Job → Entries follow. Set all of them down as they stand.

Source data

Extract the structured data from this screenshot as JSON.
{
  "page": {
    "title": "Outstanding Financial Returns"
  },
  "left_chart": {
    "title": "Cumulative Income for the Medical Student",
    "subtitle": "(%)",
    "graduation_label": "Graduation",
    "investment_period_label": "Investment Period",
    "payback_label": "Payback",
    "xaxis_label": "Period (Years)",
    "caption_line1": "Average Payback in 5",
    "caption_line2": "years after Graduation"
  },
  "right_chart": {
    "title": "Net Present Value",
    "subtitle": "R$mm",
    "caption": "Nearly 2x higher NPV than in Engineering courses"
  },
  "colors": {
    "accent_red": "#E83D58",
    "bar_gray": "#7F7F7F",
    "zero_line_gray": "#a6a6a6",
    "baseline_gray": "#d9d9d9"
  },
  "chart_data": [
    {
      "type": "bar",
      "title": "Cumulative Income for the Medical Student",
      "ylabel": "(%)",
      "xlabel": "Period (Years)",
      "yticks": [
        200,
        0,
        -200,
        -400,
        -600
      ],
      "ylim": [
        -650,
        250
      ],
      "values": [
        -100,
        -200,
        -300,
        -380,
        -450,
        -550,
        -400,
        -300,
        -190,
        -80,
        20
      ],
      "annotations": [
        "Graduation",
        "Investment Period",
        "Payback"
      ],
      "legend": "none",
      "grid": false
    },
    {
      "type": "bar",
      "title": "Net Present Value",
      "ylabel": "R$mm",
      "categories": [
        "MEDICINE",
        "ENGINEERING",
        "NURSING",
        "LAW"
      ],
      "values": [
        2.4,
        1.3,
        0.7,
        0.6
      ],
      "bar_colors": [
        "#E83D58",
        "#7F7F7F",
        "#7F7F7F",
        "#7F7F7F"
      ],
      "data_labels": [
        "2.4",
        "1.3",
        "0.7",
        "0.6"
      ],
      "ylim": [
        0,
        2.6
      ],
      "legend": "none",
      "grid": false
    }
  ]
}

Problem solution →
Extract the structured data from this screenshot as JSON.
{
  "page": {
    "title": "Outstanding Financial Returns"
  },
  "left_chart": {
    "title": "Cumulative Income for the Medical Student",
    "subtitle": "(%)",
    "graduation_label": "Graduation",
    "investment_period_label": "Investment Period",
    "payback_label": "Payback",
    "xaxis_label": "Period (Years)",
    "caption_line1": "Average Payback in 5",
    "caption_line2": "years after Graduation"
  },
  "right_chart": {
    "title": "Net Present Value",
    "subtitle": "R$mm",
    "caption": "Nearly 2x higher NPV than in Engineering courses"
  },
  "colors": {
    "accent_red": "#E83D58",
    "bar_gray": "#7F7F7F",
    "zero_line_gray": "#a6a6a6",
    "baseline_gray": "#d9d9d9"
  },
  "chart_data": [
    {
      "type": "bar",
      "title": "Cumulative Income for the Medical Student",
      "ylabel": "(%)",
      "xlabel": "Period (Years)",
      "yticks": [
        200,
        0,
        -200,
        -400,
        -600
      ],
      "ylim": [
        -650,
        250
      ],
      "values": [
        -100,
        -200,
        -300,
        -380,
        -450,
        -550,
        -400,
        -300,
        -190,
        -80,
        20
      ],
      "annotations": [
        "Graduation",
        "Investment Period",
        "Payback"
      ],
      "legend": "none",
      "grid": false
    },
    {
      "type": "bar",
      "title": "Net Present Value",
      "ylabel": "R$mm",
      "categories": [
        "MEDICINE",
        "ENGINEERING",
        "NURSING",
        "LAW"
      ],
      "values": [
        2.4,
        1.3,
        0.7,
        0.6
      ],
      "bar_colors": [
        "#E83D58",
        "#7F7F7F",
        "#7F7F7F",
        "#7F7F7F"
      ],
      "data_labels": [
        "2.4",
        "1.3",
        "0.7",
        "0.6"
      ],
      "ylim": [
        0,
        2.6
      ],
      "legend": "none",
      "grid": false
    }
  ]
}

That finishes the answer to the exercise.